Wherever a line below holds the word "this", copy that line.

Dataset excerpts
▬▬▬▬▬▬

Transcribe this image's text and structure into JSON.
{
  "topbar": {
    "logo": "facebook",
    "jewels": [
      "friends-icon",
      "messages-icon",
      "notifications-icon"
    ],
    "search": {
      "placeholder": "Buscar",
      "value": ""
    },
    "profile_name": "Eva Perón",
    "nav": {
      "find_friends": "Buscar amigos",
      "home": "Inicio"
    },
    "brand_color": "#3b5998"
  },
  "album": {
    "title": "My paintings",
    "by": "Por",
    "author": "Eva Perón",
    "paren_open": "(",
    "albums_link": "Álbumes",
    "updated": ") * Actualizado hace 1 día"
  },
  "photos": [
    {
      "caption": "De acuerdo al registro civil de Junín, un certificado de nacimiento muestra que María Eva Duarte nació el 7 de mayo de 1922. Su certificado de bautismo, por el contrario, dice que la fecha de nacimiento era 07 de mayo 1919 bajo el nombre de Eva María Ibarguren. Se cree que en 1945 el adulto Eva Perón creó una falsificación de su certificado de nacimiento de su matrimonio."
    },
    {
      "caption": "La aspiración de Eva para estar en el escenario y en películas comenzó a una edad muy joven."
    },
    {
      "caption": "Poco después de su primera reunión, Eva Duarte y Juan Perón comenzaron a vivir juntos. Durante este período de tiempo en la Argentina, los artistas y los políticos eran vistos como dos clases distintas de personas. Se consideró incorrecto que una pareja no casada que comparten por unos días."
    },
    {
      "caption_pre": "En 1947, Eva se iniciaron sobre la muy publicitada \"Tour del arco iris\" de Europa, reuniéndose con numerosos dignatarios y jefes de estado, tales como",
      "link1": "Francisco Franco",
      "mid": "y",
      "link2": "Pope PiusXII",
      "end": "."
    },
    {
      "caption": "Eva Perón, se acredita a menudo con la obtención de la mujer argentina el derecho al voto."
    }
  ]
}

▬▬▬▬▬▬

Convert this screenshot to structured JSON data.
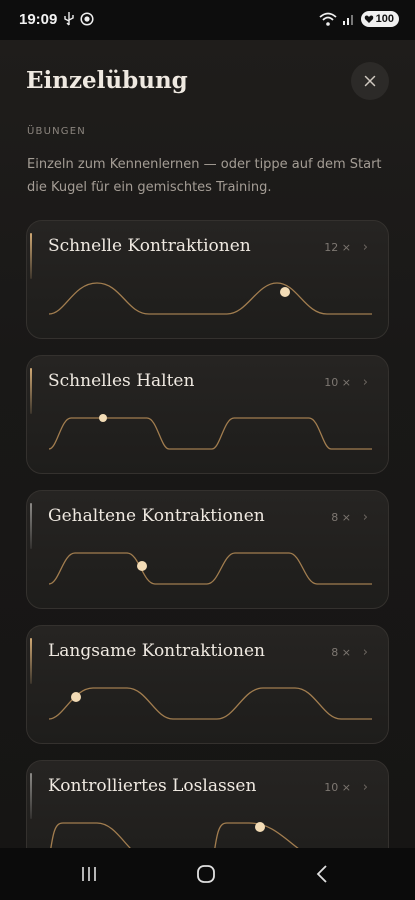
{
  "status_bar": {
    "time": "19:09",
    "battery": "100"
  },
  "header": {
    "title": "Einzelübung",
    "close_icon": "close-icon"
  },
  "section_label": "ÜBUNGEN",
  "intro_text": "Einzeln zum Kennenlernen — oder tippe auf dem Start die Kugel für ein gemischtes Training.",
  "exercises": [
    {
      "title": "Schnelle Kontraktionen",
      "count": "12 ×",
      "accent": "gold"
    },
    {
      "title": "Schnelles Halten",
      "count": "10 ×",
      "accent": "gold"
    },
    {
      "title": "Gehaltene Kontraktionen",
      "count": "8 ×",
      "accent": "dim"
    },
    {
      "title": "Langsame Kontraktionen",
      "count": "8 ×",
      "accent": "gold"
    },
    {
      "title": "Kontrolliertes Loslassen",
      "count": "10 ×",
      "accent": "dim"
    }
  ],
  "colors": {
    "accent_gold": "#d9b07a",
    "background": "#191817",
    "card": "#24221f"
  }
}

▬▬▬▬▬▬

- [Written response]:
Transcribe this image's text and structure into JSON.
Convert this screenshot to structured JSON data.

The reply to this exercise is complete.